*What to produce*
Quote, verbatim, all material below, without pictures.

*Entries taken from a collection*
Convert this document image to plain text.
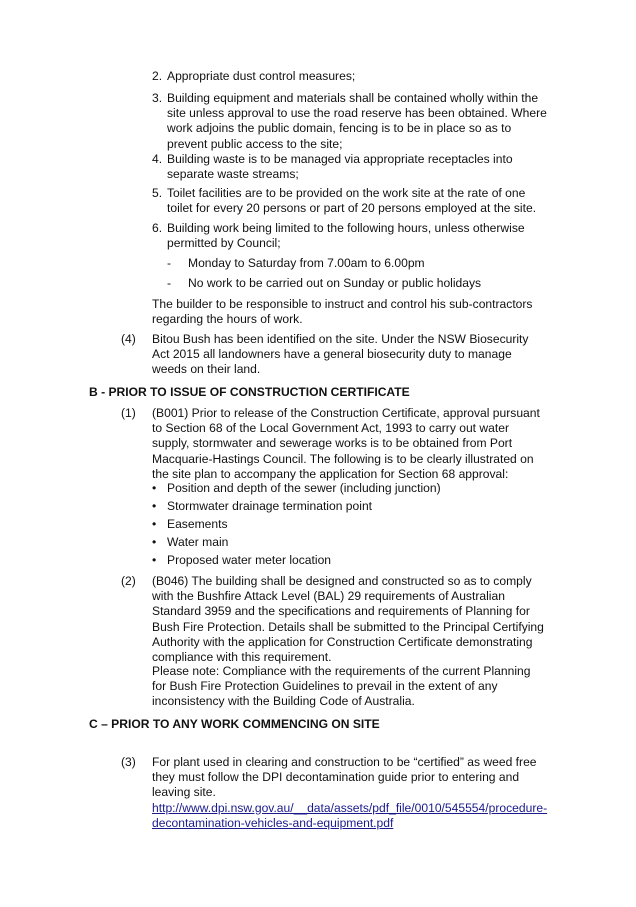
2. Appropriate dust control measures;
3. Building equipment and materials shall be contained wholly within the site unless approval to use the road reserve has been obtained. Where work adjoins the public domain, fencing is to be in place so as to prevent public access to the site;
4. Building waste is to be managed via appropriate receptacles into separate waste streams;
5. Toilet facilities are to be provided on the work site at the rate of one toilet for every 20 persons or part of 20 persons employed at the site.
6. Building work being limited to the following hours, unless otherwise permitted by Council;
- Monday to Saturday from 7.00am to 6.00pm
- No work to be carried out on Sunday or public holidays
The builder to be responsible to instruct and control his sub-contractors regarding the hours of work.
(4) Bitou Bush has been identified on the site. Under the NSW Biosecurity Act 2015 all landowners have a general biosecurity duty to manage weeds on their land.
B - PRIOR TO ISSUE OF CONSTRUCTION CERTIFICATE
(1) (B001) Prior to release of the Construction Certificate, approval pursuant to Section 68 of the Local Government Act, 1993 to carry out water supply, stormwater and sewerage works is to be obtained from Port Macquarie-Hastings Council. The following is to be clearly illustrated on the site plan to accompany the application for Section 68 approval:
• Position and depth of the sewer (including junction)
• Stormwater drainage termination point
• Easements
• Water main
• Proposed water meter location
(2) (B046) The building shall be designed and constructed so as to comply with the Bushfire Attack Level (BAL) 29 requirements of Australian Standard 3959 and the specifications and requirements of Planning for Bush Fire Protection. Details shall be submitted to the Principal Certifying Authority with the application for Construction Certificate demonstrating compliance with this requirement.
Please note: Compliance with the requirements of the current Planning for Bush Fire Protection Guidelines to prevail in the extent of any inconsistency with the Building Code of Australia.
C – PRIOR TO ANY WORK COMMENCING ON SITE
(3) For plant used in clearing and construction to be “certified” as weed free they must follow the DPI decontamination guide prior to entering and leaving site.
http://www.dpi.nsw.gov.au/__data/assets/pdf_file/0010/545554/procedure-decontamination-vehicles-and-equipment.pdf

*Written reply*
Convert this document image to plain text.
2. Appropriate dust control measures;
3. Building equipment and materials shall be contained wholly within the site unless approval to use the road reserve has been obtained. Where work adjoins the public domain, fencing is to be in place so as to prevent public access to the site;
4. Building waste is to be managed via appropriate receptacles into separate waste streams;
5. Toilet facilities are to be provided on the work site at the rate of one toilet for every 20 persons or part of 20 persons employed at the site.
6. Building work being limited to the following hours, unless otherwise permitted by Council;
- Monday to Saturday from 7.00am to 6.00pm
- No work to be carried out on Sunday or public holidays
The builder to be responsible to instruct and control his sub-contractors regarding the hours of work.
(4) Bitou Bush has been identified on the site. Under the NSW Biosecurity Act 2015 all landowners have a general biosecurity duty to manage weeds on their land.
B - PRIOR TO ISSUE OF CONSTRUCTION CERTIFICATE
(1) (B001) Prior to release of the Construction Certificate, approval pursuant to Section 68 of the Local Government Act, 1993 to carry out water supply, stormwater and sewerage works is to be obtained from Port Macquarie-Hastings Council. The following is to be clearly illustrated on the site plan to accompany the application for Section 68 approval:
• Position and depth of the sewer (including junction)
• Stormwater drainage termination point
• Easements
• Water main
• Proposed water meter location
(2) (B046) The building shall be designed and constructed so as to comply with the Bushfire Attack Level (BAL) 29 requirements of Australian Standard 3959 and the specifications and requirements of Planning for Bush Fire Protection. Details shall be submitted to the Principal Certifying Authority with the application for Construction Certificate demonstrating compliance with this requirement.
Please note: Compliance with the requirements of the current Planning for Bush Fire Protection Guidelines to prevail in the extent of any inconsistency with the Building Code of Australia.
C – PRIOR TO ANY WORK COMMENCING ON SITE
(3) For plant used in clearing and construction to be “certified” as weed free they must follow the DPI decontamination guide prior to entering and leaving site.
http://www.dpi.nsw.gov.au/__data/assets/pdf_file/0010/545554/procedure-decontamination-vehicles-and-equipment.pdf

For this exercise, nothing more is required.